(Extracted data entries)

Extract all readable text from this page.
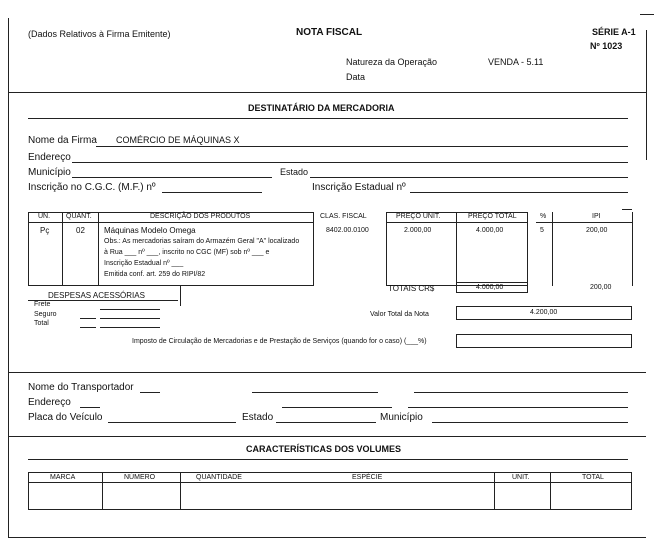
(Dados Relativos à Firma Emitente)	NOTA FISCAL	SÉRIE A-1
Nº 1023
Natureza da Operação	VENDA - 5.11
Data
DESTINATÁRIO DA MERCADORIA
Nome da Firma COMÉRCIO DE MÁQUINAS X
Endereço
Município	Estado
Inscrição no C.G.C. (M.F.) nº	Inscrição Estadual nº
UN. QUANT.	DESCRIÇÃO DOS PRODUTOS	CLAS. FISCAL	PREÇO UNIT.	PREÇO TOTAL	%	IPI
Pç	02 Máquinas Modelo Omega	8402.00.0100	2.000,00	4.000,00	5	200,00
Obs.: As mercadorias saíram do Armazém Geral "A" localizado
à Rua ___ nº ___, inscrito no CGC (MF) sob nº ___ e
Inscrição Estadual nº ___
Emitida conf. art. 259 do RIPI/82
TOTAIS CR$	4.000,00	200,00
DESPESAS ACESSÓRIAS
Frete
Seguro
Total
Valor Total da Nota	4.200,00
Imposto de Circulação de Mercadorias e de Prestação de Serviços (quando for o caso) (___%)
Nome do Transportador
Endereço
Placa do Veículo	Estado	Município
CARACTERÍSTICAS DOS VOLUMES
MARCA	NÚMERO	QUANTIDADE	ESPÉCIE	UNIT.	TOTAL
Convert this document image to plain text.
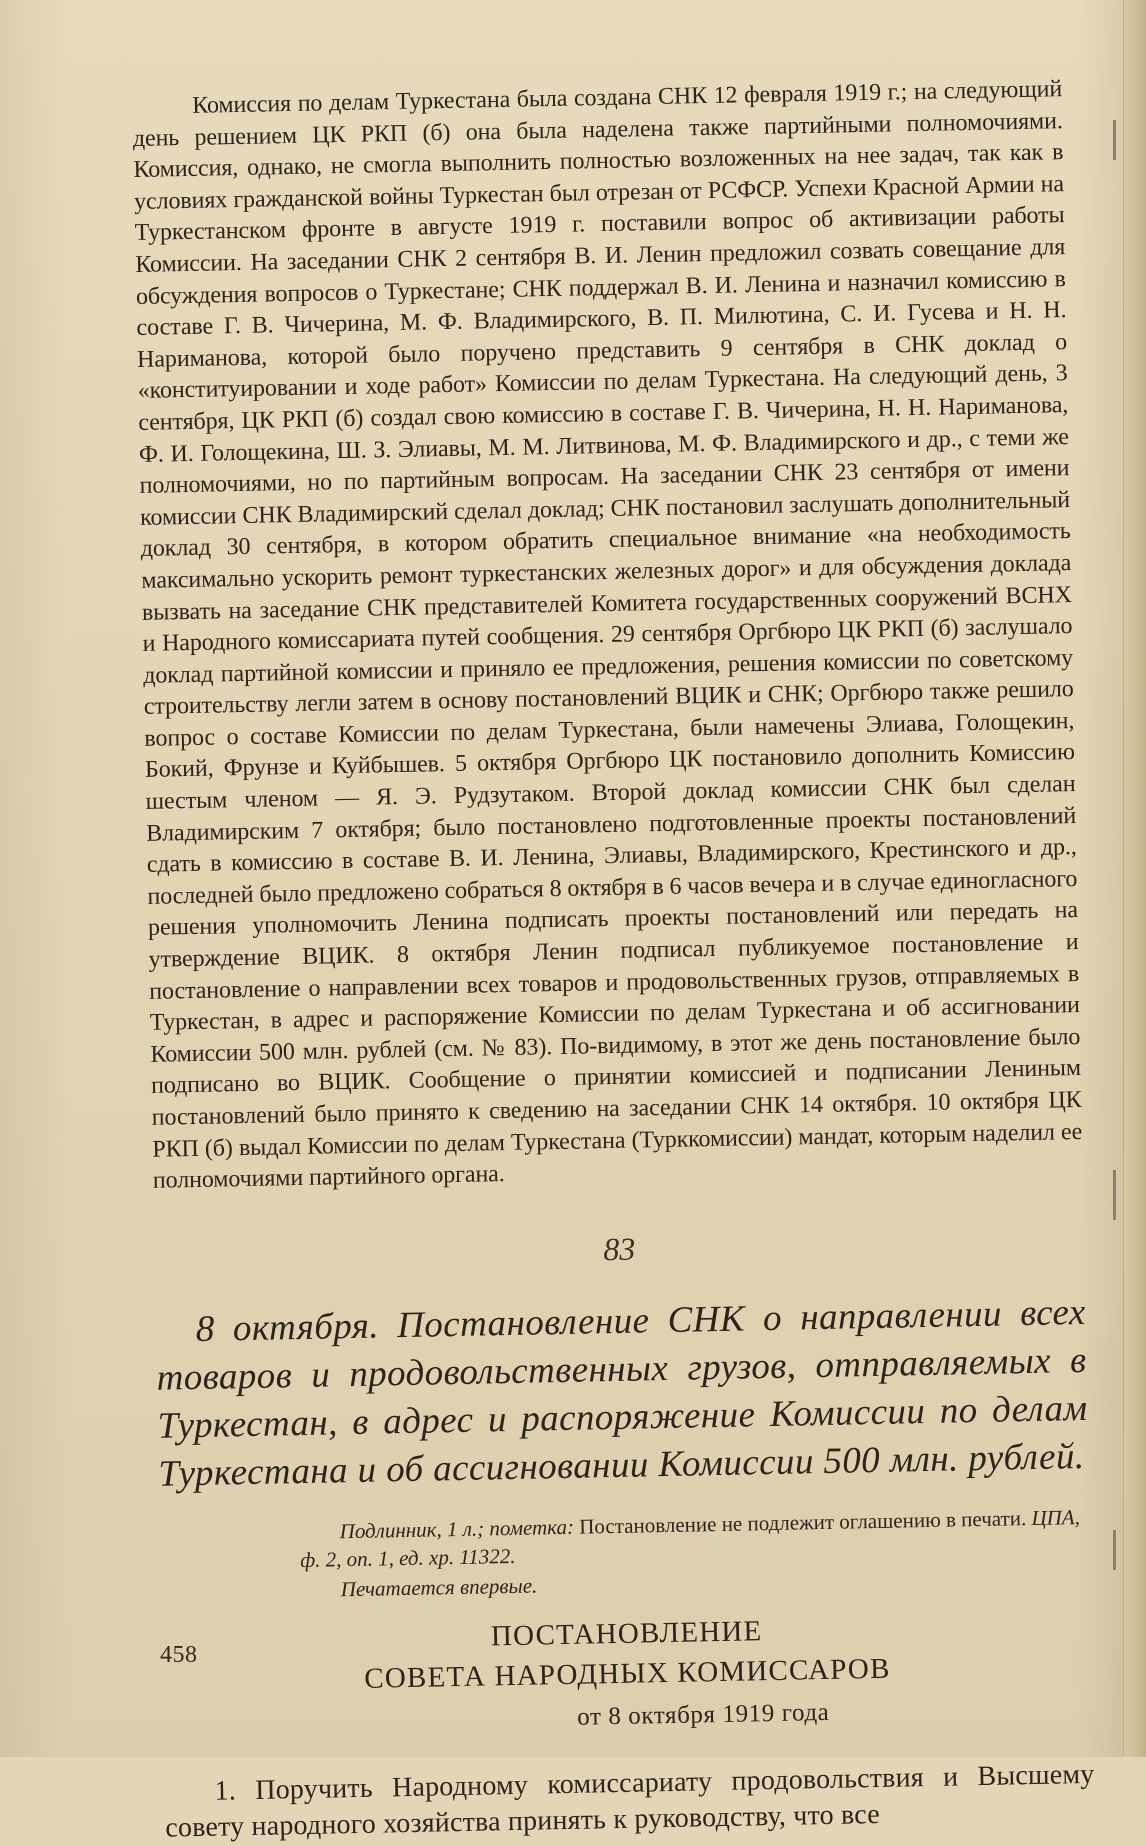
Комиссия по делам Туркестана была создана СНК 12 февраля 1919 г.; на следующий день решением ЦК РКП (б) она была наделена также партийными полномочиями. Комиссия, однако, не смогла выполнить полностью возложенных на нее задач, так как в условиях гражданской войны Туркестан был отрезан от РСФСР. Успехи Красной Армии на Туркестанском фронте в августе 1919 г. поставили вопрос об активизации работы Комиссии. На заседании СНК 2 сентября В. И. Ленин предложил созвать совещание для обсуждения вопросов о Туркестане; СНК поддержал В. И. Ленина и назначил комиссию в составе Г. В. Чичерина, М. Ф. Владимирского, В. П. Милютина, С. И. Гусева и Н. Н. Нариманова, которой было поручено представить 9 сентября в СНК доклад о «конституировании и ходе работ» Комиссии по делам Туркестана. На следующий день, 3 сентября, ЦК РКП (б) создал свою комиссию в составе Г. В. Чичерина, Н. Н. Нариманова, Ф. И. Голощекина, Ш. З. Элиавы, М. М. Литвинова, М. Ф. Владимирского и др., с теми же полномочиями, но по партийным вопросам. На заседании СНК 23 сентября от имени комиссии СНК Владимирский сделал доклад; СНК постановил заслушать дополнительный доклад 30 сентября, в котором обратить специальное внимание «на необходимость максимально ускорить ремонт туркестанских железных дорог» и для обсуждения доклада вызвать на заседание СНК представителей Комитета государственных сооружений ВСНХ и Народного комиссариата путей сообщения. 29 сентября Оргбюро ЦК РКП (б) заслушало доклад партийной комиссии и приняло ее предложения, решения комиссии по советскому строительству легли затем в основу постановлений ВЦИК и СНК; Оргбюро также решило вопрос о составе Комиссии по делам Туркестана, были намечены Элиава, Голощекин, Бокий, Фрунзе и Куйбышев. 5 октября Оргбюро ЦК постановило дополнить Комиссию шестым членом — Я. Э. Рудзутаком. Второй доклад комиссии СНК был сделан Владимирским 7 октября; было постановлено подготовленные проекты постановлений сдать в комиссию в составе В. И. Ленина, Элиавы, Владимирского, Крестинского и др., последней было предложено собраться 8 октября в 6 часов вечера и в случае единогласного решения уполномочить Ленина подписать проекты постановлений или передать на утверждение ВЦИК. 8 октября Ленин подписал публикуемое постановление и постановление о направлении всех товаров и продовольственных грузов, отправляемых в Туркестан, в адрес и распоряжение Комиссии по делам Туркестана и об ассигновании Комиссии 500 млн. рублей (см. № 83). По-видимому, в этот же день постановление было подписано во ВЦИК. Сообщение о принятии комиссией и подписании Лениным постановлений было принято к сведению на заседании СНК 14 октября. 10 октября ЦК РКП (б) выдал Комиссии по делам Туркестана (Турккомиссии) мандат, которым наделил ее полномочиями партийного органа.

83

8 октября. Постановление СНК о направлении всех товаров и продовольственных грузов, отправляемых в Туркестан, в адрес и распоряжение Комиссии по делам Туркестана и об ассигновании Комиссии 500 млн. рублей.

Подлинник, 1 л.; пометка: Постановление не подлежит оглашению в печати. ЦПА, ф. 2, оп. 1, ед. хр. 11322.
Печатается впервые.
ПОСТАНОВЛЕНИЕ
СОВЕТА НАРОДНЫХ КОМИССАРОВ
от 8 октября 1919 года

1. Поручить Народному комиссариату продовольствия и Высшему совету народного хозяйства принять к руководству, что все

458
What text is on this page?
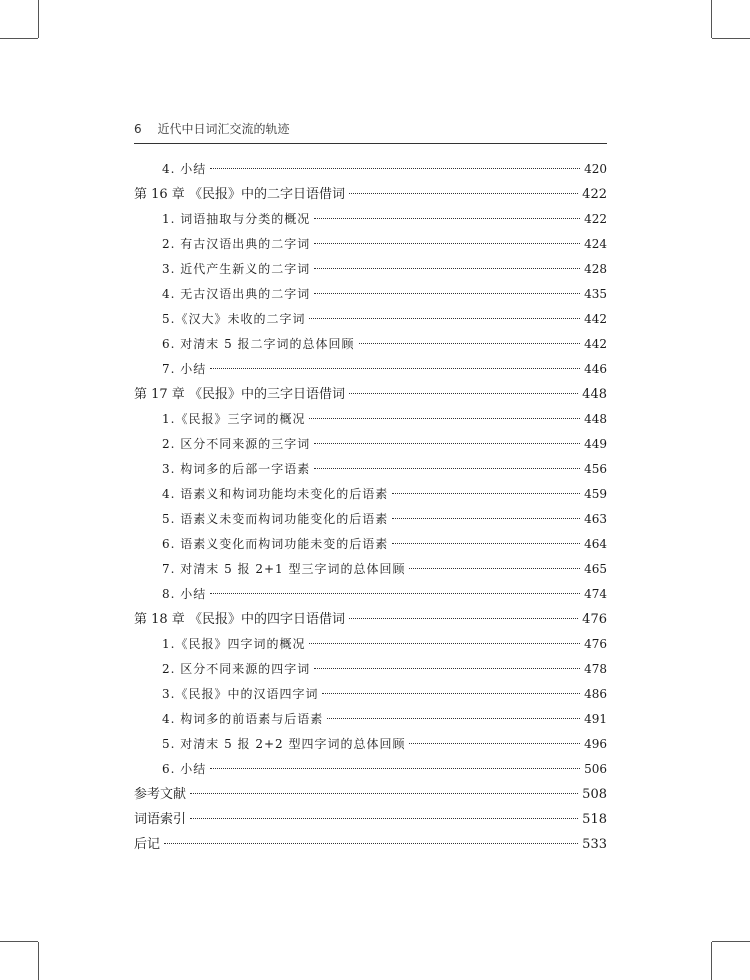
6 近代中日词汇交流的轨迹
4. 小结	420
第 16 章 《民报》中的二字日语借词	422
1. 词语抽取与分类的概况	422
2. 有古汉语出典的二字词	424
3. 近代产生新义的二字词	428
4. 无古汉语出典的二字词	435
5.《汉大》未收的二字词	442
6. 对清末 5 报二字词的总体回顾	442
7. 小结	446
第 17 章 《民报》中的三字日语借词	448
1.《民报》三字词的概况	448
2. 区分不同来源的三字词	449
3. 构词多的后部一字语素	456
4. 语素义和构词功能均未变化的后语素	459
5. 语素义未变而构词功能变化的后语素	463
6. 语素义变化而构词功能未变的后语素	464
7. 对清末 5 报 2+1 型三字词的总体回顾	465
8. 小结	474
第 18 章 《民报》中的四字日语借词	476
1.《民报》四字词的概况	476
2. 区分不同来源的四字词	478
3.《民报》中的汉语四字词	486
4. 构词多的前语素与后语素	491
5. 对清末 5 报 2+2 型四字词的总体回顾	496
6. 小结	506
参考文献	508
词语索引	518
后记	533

◆ **Directive**
Keep the pictures out of your copy, and repeat every entry above exactly.

◆ **Written response**
Extract all readable text from this page.
(Dados Relativos à Firma Emitente)	NOTA FISCAL	SÉRIE A-1
Nº 1023
Natureza da Operação	VENDA - 5.11
Data
DESTINATÁRIO DA MERCADORIA
Nome da Firma COMÉRCIO DE MÁQUINAS X
Endereço
Município	Estado
Inscrição no C.G.C. (M.F.) nº	Inscrição Estadual nº
UN. QUANT.	DESCRIÇÃO DOS PRODUTOS	CLAS. FISCAL	PREÇO UNIT.	PREÇO TOTAL	%	IPI
Pç	02 Máquinas Modelo Omega	8402.00.0100	2.000,00	4.000,00	5	200,00
Obs.: As mercadorias saíram do Armazém Geral "A" localizado
à Rua ___ nº ___, inscrito no CGC (MF) sob nº ___ e
Inscrição Estadual nº ___
Emitida conf. art. 259 do RIPI/82
TOTAIS CR$	4.000,00	200,00
DESPESAS ACESSÓRIAS
Frete
Seguro
Total
Valor Total da Nota	4.200,00
Imposto de Circulação de Mercadorias e de Prestação de Serviços (quando for o caso) (___%)
Nome do Transportador
Endereço
Placa do Veículo	Estado	Município
CARACTERÍSTICAS DOS VOLUMES
MARCA	NÚMERO	QUANTIDADE	ESPÉCIE	UNIT.	TOTAL
Convert this document image to plain text.
Комиссия по делам Туркестана была создана СНК 12 февраля 1919 г.; на следующий день решением ЦК РКП (б) она была наделена также партийными полномочиями. Комиссия, однако, не смогла выполнить полностью возложенных на нее задач, так как в условиях гражданской войны Туркестан был отрезан от РСФСР. Успехи Красной Армии на Туркестанском фронте в августе 1919 г. поставили вопрос об активизации работы Комиссии. На заседании СНК 2 сентября В. И. Ленин предложил созвать совещание для обсуждения вопросов о Туркестане; СНК поддержал В. И. Ленина и назначил комиссию в составе Г. В. Чичерина, М. Ф. Владимирского, В. П. Милютина, С. И. Гусева и Н. Н. Нариманова, которой было поручено представить 9 сентября в СНК доклад о «конституировании и ходе работ» Комиссии по делам Туркестана. На следующий день, 3 сентября, ЦК РКП (б) создал свою комиссию в составе Г. В. Чичерина, Н. Н. Нариманова, Ф. И. Голощекина, Ш. З. Элиавы, М. М. Литвинова, М. Ф. Владимирского и др., с теми же полномочиями, но по партийным вопросам. На заседании СНК 23 сентября от имени комиссии СНК Владимирский сделал доклад; СНК постановил заслушать дополнительный доклад 30 сентября, в котором обратить специальное внимание «на необходимость максимально ускорить ремонт туркестанских железных дорог» и для обсуждения доклада вызвать на заседание СНК представителей Комитета государственных сооружений ВСНХ и Народного комиссариата путей сообщения. 29 сентября Оргбюро ЦК РКП (б) заслушало доклад партийной комиссии и приняло ее предложения, решения комиссии по советскому строительству легли затем в основу постановлений ВЦИК и СНК; Оргбюро также решило вопрос о составе Комиссии по делам Туркестана, были намечены Элиава, Голощекин, Бокий, Фрунзе и Куйбышев. 5 октября Оргбюро ЦК постановило дополнить Комиссию шестым членом — Я. Э. Рудзутаком. Второй доклад комиссии СНК был сделан Владимирским 7 октября; было постановлено подготовленные проекты постановлений сдать в комиссию в составе В. И. Ленина, Элиавы, Владимирского, Крестинского и др., последней было предложено собраться 8 октября в 6 часов вечера и в случае единогласного решения уполномочить Ленина подписать проекты постановлений или передать на утверждение ВЦИК. 8 октября Ленин подписал публикуемое постановление и постановление о направлении всех товаров и продовольственных грузов, отправляемых в Туркестан, в адрес и распоряжение Комиссии по делам Туркестана и об ассигновании Комиссии 500 млн. рублей (см. № 83). По-видимому, в этот же день постановление было подписано во ВЦИК. Сообщение о принятии комиссией и подписании Лениным постановлений было принято к сведению на заседании СНК 14 октября. 10 октября ЦК РКП (б) выдал Комиссии по делам Туркестана (Турккомиссии) мандат, которым наделил ее полномочиями партийного органа.

83

8 октября. Постановление СНК о направлении всех товаров и продовольственных грузов, отправляемых в Туркестан, в адрес и распоряжение Комиссии по делам Туркестана и об ассигновании Комиссии 500 млн. рублей.

Подлинник, 1 л.; пометка: Постановление не подлежит оглашению в печати. ЦПА, ф. 2, оп. 1, ед. хр. 11322.
Печатается впервые.
ПОСТАНОВЛЕНИЕ
СОВЕТА НАРОДНЫХ КОМИССАРОВ
от 8 октября 1919 года

1. Поручить Народному комиссариату продовольствия и Высшему совету народного хозяйства принять к руководству, что все

458
What text is on this page?
6 近代中日词汇交流的轨迹
4. 小结	420
第 16 章 《民报》中的二字日语借词	422
1. 词语抽取与分类的概况	422
2. 有古汉语出典的二字词	424
3. 近代产生新义的二字词	428
4. 无古汉语出典的二字词	435
5.《汉大》未收的二字词	442
6. 对清末 5 报二字词的总体回顾	442
7. 小结	446
第 17 章 《民报》中的三字日语借词	448
1.《民报》三字词的概况	448
2. 区分不同来源的三字词	449
3. 构词多的后部一字语素	456
4. 语素义和构词功能均未变化的后语素	459
5. 语素义未变而构词功能变化的后语素	463
6. 语素义变化而构词功能未变的后语素	464
7. 对清末 5 报 2+1 型三字词的总体回顾	465
8. 小结	474
第 18 章 《民报》中的四字日语借词	476
1.《民报》四字词的概况	476
2. 区分不同来源的四字词	478
3.《民报》中的汉语四字词	486
4. 构词多的前语素与后语素	491
5. 对清末 5 报 2+2 型四字词的总体回顾	496
6. 小结	506
参考文献	508
词语索引	518
后记	533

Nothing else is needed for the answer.